[Records]
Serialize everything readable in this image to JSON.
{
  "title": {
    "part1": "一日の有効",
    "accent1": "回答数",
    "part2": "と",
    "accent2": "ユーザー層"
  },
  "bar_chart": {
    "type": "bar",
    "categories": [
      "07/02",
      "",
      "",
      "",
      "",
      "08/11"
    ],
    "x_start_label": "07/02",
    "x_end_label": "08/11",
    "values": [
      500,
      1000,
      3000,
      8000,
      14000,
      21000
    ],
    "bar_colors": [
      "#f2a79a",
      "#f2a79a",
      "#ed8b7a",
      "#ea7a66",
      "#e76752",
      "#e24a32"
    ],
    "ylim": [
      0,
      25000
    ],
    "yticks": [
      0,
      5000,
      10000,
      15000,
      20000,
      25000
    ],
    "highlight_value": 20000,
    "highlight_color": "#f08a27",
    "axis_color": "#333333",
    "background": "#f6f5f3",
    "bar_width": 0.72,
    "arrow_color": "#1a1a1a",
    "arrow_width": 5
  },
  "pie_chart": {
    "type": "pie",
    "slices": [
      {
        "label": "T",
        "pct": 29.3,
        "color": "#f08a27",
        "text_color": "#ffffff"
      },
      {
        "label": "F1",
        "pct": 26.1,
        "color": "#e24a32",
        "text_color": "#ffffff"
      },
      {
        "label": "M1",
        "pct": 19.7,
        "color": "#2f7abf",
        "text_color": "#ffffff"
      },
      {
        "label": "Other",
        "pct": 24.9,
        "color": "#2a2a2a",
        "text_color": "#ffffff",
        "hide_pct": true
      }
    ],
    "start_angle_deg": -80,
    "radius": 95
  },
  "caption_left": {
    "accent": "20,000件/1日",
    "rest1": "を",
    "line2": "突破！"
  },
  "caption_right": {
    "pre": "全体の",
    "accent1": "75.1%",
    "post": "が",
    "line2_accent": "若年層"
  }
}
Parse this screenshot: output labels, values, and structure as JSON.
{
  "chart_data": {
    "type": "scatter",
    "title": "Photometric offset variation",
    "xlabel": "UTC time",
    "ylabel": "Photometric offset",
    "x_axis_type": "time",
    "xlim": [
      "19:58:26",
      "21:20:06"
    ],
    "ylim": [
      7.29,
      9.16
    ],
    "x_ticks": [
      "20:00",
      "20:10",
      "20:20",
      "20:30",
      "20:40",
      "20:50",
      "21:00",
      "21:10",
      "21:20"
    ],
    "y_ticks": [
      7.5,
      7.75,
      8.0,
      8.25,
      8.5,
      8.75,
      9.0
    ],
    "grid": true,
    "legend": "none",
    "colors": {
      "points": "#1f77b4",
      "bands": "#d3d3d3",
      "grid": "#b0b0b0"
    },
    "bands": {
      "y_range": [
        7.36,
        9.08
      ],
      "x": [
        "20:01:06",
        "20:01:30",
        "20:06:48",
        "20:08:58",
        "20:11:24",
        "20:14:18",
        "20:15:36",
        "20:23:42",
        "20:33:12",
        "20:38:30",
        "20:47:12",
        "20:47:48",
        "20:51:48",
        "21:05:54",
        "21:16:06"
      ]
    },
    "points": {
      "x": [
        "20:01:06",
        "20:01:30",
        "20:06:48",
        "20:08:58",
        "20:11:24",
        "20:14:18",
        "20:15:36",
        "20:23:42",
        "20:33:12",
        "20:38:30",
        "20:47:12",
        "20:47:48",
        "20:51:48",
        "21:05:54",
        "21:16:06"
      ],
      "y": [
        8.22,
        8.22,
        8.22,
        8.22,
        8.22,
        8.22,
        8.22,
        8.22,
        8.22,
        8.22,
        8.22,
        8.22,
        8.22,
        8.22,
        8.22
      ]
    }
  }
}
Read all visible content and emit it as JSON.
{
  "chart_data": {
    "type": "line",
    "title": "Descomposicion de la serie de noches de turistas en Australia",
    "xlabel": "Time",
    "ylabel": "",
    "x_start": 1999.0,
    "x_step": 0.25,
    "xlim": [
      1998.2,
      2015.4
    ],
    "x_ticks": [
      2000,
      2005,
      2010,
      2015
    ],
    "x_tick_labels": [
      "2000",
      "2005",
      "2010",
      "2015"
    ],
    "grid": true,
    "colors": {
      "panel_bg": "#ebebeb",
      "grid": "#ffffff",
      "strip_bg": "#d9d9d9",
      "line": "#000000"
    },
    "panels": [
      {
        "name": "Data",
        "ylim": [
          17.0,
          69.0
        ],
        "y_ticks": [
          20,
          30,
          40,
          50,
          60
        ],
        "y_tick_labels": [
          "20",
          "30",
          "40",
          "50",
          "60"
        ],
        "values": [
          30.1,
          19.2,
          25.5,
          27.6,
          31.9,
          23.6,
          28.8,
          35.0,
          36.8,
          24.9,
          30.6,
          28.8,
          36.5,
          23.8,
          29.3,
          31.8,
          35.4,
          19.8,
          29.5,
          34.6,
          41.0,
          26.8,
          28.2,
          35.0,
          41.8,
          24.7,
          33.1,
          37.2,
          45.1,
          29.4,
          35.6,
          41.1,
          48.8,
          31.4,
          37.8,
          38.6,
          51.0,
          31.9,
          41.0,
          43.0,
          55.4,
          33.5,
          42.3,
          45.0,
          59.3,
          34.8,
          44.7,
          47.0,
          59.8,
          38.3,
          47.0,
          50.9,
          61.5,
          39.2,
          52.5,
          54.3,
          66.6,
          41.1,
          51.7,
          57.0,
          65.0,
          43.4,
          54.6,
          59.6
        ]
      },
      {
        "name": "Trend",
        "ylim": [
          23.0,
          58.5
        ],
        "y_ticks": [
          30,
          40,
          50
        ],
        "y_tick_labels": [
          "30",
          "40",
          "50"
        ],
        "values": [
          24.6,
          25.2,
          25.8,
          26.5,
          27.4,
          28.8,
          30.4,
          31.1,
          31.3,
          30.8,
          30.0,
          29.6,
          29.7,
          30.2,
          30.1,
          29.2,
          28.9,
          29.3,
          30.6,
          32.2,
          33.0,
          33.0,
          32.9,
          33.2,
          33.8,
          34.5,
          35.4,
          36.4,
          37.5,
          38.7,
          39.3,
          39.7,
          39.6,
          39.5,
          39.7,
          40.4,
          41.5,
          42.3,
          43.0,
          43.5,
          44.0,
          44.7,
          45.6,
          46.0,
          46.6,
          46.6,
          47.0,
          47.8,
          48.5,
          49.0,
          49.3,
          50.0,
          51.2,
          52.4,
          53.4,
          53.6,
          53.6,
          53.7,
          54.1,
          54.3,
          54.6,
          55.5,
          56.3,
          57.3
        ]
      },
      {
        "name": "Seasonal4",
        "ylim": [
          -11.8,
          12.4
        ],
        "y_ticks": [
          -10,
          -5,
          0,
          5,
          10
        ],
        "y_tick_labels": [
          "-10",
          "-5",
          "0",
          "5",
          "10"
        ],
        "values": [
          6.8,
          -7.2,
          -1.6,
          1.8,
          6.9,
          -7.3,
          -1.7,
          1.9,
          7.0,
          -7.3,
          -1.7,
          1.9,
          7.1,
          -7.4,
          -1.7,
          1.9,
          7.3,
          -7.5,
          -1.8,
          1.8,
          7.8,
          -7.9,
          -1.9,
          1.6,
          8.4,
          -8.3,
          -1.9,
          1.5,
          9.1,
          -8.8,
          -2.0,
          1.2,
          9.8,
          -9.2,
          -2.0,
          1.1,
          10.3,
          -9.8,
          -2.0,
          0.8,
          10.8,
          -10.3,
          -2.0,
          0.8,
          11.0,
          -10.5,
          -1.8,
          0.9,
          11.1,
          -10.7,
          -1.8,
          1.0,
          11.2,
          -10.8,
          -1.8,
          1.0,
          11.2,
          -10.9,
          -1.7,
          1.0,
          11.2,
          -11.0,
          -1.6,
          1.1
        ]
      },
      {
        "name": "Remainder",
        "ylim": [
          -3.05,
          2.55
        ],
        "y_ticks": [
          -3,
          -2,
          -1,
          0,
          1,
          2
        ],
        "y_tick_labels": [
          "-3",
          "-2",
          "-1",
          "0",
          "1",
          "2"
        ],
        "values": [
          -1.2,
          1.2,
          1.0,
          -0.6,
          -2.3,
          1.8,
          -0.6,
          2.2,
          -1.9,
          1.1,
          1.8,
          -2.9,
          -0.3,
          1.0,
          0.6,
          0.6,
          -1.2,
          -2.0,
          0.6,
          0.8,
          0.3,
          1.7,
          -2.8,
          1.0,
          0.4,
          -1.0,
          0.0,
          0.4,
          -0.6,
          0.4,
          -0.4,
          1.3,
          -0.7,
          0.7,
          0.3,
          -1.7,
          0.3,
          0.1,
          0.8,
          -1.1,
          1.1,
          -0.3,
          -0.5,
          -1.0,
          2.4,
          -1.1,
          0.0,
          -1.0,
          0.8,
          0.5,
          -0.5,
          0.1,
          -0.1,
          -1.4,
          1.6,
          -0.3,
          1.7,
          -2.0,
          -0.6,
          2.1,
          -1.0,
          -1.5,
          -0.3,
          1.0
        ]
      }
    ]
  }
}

▶ **Aim of the task**
Only lines with the word "Photometric" should be collected from the material.

▶ **Written reply**
    "title": "Photometric offset variation",
    "ylabel": "Photometric offset",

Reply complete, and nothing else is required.